**Given problem:**
Take the material below and write it all out again exactly.

**Material for this exercise:**
:::::

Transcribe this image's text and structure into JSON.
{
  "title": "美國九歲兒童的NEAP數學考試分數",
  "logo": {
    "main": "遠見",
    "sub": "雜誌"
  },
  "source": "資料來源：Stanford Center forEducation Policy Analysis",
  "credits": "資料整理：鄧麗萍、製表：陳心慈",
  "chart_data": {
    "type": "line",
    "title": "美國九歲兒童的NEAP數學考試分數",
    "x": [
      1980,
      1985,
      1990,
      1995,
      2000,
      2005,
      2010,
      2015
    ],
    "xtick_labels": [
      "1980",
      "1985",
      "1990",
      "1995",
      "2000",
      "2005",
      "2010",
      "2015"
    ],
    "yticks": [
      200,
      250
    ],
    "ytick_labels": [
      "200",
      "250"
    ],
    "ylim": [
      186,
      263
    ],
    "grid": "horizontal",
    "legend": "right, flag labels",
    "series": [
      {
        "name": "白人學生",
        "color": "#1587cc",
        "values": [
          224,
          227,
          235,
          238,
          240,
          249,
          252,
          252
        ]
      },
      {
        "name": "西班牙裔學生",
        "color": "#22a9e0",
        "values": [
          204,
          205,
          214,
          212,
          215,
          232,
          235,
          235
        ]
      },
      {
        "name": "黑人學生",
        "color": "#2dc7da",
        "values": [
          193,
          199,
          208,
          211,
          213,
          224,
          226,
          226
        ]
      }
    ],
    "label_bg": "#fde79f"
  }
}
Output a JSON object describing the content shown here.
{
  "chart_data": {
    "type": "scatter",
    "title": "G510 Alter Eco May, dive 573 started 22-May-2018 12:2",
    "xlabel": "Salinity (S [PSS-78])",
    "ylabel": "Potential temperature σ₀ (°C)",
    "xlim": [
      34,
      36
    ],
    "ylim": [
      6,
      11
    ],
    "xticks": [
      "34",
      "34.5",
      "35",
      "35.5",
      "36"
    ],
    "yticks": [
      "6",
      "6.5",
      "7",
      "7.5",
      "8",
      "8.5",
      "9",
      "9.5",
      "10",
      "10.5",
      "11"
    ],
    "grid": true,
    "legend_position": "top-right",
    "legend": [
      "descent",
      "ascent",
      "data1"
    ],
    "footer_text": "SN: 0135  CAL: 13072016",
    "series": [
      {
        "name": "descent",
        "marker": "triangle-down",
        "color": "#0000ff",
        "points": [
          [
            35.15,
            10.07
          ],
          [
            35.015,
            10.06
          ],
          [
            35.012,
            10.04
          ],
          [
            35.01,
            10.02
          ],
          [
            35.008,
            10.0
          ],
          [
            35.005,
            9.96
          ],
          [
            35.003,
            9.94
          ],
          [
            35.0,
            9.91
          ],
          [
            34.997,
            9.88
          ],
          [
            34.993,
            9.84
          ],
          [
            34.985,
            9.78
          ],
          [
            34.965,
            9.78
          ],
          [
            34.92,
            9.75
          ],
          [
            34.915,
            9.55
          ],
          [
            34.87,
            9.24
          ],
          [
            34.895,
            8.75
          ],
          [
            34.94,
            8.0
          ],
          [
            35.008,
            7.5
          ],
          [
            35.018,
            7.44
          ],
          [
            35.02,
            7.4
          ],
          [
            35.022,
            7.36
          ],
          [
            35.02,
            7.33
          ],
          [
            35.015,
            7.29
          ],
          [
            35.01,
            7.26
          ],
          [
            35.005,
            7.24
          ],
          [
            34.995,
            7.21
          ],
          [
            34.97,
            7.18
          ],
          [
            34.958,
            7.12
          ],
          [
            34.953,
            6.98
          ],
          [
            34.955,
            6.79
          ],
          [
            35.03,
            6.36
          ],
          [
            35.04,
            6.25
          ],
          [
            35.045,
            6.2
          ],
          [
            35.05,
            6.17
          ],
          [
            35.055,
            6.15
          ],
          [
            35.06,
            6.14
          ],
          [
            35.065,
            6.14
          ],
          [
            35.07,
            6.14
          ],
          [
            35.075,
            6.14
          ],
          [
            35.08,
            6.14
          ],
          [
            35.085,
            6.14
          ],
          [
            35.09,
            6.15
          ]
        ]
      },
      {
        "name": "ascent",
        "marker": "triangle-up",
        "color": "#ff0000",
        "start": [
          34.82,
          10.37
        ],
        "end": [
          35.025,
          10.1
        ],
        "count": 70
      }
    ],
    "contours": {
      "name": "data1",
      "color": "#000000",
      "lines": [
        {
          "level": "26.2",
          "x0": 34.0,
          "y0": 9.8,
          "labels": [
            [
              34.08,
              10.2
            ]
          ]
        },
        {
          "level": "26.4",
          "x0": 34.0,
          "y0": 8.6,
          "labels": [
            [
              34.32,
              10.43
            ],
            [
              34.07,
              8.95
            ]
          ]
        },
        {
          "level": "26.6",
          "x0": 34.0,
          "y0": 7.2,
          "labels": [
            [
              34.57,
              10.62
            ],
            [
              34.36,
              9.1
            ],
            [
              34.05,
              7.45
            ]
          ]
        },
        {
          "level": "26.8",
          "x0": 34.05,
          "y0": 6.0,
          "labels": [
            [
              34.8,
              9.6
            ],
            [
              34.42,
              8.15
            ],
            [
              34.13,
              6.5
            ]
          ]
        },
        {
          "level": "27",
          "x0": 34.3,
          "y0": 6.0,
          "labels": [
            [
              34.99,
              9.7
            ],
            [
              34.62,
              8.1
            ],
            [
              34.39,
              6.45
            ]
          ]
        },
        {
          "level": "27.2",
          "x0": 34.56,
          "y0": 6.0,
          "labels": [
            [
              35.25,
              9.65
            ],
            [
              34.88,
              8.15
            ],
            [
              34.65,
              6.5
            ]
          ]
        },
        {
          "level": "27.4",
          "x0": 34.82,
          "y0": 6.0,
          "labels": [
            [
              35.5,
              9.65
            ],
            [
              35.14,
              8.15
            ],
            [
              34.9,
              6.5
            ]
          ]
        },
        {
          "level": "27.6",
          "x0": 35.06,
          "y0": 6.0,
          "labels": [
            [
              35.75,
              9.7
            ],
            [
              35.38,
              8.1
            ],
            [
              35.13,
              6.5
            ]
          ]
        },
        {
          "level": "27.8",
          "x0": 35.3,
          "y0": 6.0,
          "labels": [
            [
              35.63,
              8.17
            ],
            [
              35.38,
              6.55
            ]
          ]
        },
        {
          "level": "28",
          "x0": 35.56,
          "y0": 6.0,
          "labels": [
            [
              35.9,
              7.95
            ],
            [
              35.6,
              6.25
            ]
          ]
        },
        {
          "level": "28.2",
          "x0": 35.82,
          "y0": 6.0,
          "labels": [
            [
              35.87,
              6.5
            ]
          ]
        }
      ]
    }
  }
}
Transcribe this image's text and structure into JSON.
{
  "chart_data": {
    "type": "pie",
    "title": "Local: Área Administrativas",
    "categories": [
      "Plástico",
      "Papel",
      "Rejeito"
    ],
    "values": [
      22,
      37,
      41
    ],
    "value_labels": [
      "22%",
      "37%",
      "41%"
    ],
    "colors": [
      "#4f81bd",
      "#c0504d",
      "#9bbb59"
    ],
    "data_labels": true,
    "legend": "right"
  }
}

:::::

**Answer below:**
Transcribe this image's text and structure into JSON.
{
  "title": "美國九歲兒童的NEAP數學考試分數",
  "logo": {
    "main": "遠見",
    "sub": "雜誌"
  },
  "source": "資料來源：Stanford Center forEducation Policy Analysis",
  "credits": "資料整理：鄧麗萍、製表：陳心慈",
  "chart_data": {
    "type": "line",
    "title": "美國九歲兒童的NEAP數學考試分數",
    "x": [
      1980,
      1985,
      1990,
      1995,
      2000,
      2005,
      2010,
      2015
    ],
    "xtick_labels": [
      "1980",
      "1985",
      "1990",
      "1995",
      "2000",
      "2005",
      "2010",
      "2015"
    ],
    "yticks": [
      200,
      250
    ],
    "ytick_labels": [
      "200",
      "250"
    ],
    "ylim": [
      186,
      263
    ],
    "grid": "horizontal",
    "legend": "right, flag labels",
    "series": [
      {
        "name": "白人學生",
        "color": "#1587cc",
        "values": [
          224,
          227,
          235,
          238,
          240,
          249,
          252,
          252
        ]
      },
      {
        "name": "西班牙裔學生",
        "color": "#22a9e0",
        "values": [
          204,
          205,
          214,
          212,
          215,
          232,
          235,
          235
        ]
      },
      {
        "name": "黑人學生",
        "color": "#2dc7da",
        "values": [
          193,
          199,
          208,
          211,
          213,
          224,
          226,
          226
        ]
      }
    ],
    "label_bg": "#fde79f"
  }
}
Output a JSON object describing the content shown here.
{
  "chart_data": {
    "type": "scatter",
    "title": "G510 Alter Eco May, dive 573 started 22-May-2018 12:2",
    "xlabel": "Salinity (S [PSS-78])",
    "ylabel": "Potential temperature σ₀ (°C)",
    "xlim": [
      34,
      36
    ],
    "ylim": [
      6,
      11
    ],
    "xticks": [
      "34",
      "34.5",
      "35",
      "35.5",
      "36"
    ],
    "yticks": [
      "6",
      "6.5",
      "7",
      "7.5",
      "8",
      "8.5",
      "9",
      "9.5",
      "10",
      "10.5",
      "11"
    ],
    "grid": true,
    "legend_position": "top-right",
    "legend": [
      "descent",
      "ascent",
      "data1"
    ],
    "footer_text": "SN: 0135  CAL: 13072016",
    "series": [
      {
        "name": "descent",
        "marker": "triangle-down",
        "color": "#0000ff",
        "points": [
          [
            35.15,
            10.07
          ],
          [
            35.015,
            10.06
          ],
          [
            35.012,
            10.04
          ],
          [
            35.01,
            10.02
          ],
          [
            35.008,
            10.0
          ],
          [
            35.005,
            9.96
          ],
          [
            35.003,
            9.94
          ],
          [
            35.0,
            9.91
          ],
          [
            34.997,
            9.88
          ],
          [
            34.993,
            9.84
          ],
          [
            34.985,
            9.78
          ],
          [
            34.965,
            9.78
          ],
          [
            34.92,
            9.75
          ],
          [
            34.915,
            9.55
          ],
          [
            34.87,
            9.24
          ],
          [
            34.895,
            8.75
          ],
          [
            34.94,
            8.0
          ],
          [
            35.008,
            7.5
          ],
          [
            35.018,
            7.44
          ],
          [
            35.02,
            7.4
          ],
          [
            35.022,
            7.36
          ],
          [
            35.02,
            7.33
          ],
          [
            35.015,
            7.29
          ],
          [
            35.01,
            7.26
          ],
          [
            35.005,
            7.24
          ],
          [
            34.995,
            7.21
          ],
          [
            34.97,
            7.18
          ],
          [
            34.958,
            7.12
          ],
          [
            34.953,
            6.98
          ],
          [
            34.955,
            6.79
          ],
          [
            35.03,
            6.36
          ],
          [
            35.04,
            6.25
          ],
          [
            35.045,
            6.2
          ],
          [
            35.05,
            6.17
          ],
          [
            35.055,
            6.15
          ],
          [
            35.06,
            6.14
          ],
          [
            35.065,
            6.14
          ],
          [
            35.07,
            6.14
          ],
          [
            35.075,
            6.14
          ],
          [
            35.08,
            6.14
          ],
          [
            35.085,
            6.14
          ],
          [
            35.09,
            6.15
          ]
        ]
      },
      {
        "name": "ascent",
        "marker": "triangle-up",
        "color": "#ff0000",
        "start": [
          34.82,
          10.37
        ],
        "end": [
          35.025,
          10.1
        ],
        "count": 70
      }
    ],
    "contours": {
      "name": "data1",
      "color": "#000000",
      "lines": [
        {
          "level": "26.2",
          "x0": 34.0,
          "y0": 9.8,
          "labels": [
            [
              34.08,
              10.2
            ]
          ]
        },
        {
          "level": "26.4",
          "x0": 34.0,
          "y0": 8.6,
          "labels": [
            [
              34.32,
              10.43
            ],
            [
              34.07,
              8.95
            ]
          ]
        },
        {
          "level": "26.6",
          "x0": 34.0,
          "y0": 7.2,
          "labels": [
            [
              34.57,
              10.62
            ],
            [
              34.36,
              9.1
            ],
            [
              34.05,
              7.45
            ]
          ]
        },
        {
          "level": "26.8",
          "x0": 34.05,
          "y0": 6.0,
          "labels": [
            [
              34.8,
              9.6
            ],
            [
              34.42,
              8.15
            ],
            [
              34.13,
              6.5
            ]
          ]
        },
        {
          "level": "27",
          "x0": 34.3,
          "y0": 6.0,
          "labels": [
            [
              34.99,
              9.7
            ],
            [
              34.62,
              8.1
            ],
            [
              34.39,
              6.45
            ]
          ]
        },
        {
          "level": "27.2",
          "x0": 34.56,
          "y0": 6.0,
          "labels": [
            [
              35.25,
              9.65
            ],
            [
              34.88,
              8.15
            ],
            [
              34.65,
              6.5
            ]
          ]
        },
        {
          "level": "27.4",
          "x0": 34.82,
          "y0": 6.0,
          "labels": [
            [
              35.5,
              9.65
            ],
            [
              35.14,
              8.15
            ],
            [
              34.9,
              6.5
            ]
          ]
        },
        {
          "level": "27.6",
          "x0": 35.06,
          "y0": 6.0,
          "labels": [
            [
              35.75,
              9.7
            ],
            [
              35.38,
              8.1
            ],
            [
              35.13,
              6.5
            ]
          ]
        },
        {
          "level": "27.8",
          "x0": 35.3,
          "y0": 6.0,
          "labels": [
            [
              35.63,
              8.17
            ],
            [
              35.38,
              6.55
            ]
          ]
        },
        {
          "level": "28",
          "x0": 35.56,
          "y0": 6.0,
          "labels": [
            [
              35.9,
              7.95
            ],
            [
              35.6,
              6.25
            ]
          ]
        },
        {
          "level": "28.2",
          "x0": 35.82,
          "y0": 6.0,
          "labels": [
            [
              35.87,
              6.5
            ]
          ]
        }
      ]
    }
  }
}
Transcribe this image's text and structure into JSON.
{
  "chart_data": {
    "type": "pie",
    "title": "Local: Área Administrativas",
    "categories": [
      "Plástico",
      "Papel",
      "Rejeito"
    ],
    "values": [
      22,
      37,
      41
    ],
    "value_labels": [
      "22%",
      "37%",
      "41%"
    ],
    "colors": [
      "#4f81bd",
      "#c0504d",
      "#9bbb59"
    ],
    "data_labels": true,
    "legend": "right"
  }
}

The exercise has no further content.